▸ Task prompt
Copy every line from the material below that holds "Monate".

▸ Input

....................

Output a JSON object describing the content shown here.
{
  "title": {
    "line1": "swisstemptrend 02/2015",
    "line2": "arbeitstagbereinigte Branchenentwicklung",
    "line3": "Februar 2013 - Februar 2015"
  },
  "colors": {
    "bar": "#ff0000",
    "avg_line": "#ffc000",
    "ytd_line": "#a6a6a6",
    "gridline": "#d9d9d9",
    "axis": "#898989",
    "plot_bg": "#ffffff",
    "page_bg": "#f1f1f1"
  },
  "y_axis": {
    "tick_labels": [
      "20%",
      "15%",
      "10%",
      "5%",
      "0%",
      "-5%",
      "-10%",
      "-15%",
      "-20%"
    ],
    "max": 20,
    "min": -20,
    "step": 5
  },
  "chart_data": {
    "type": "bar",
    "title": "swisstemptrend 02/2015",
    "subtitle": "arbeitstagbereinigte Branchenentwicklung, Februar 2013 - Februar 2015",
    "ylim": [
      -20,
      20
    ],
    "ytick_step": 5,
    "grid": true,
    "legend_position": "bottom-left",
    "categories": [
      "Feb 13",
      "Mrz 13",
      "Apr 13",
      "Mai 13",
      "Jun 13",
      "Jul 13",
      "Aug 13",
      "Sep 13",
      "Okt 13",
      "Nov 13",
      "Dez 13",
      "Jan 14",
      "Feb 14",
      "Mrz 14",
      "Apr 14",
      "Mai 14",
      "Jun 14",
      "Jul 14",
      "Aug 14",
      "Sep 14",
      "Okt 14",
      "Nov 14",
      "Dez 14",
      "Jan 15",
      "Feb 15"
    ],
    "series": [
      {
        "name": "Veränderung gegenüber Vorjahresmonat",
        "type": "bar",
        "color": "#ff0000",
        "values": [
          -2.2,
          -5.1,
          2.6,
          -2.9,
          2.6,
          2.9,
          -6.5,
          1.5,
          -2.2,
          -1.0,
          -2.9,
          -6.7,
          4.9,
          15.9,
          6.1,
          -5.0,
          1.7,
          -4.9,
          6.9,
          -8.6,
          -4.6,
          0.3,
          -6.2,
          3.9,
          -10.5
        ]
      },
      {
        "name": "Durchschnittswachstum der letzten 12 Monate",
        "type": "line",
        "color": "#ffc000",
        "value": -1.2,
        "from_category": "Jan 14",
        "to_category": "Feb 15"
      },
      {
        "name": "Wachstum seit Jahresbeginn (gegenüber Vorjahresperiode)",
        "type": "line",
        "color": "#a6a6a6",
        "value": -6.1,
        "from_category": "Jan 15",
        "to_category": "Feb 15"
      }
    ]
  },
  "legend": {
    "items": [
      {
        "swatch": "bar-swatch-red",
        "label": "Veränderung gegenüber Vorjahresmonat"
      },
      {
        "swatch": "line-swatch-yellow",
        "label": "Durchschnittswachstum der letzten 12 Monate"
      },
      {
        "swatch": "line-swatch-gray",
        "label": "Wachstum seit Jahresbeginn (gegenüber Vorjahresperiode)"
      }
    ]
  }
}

....................

▸ Exercise output
        "name": "Durchschnittswachstum der letzten 12 Monate",
        "label": "Durchschnittswachstum der letzten 12 Monate"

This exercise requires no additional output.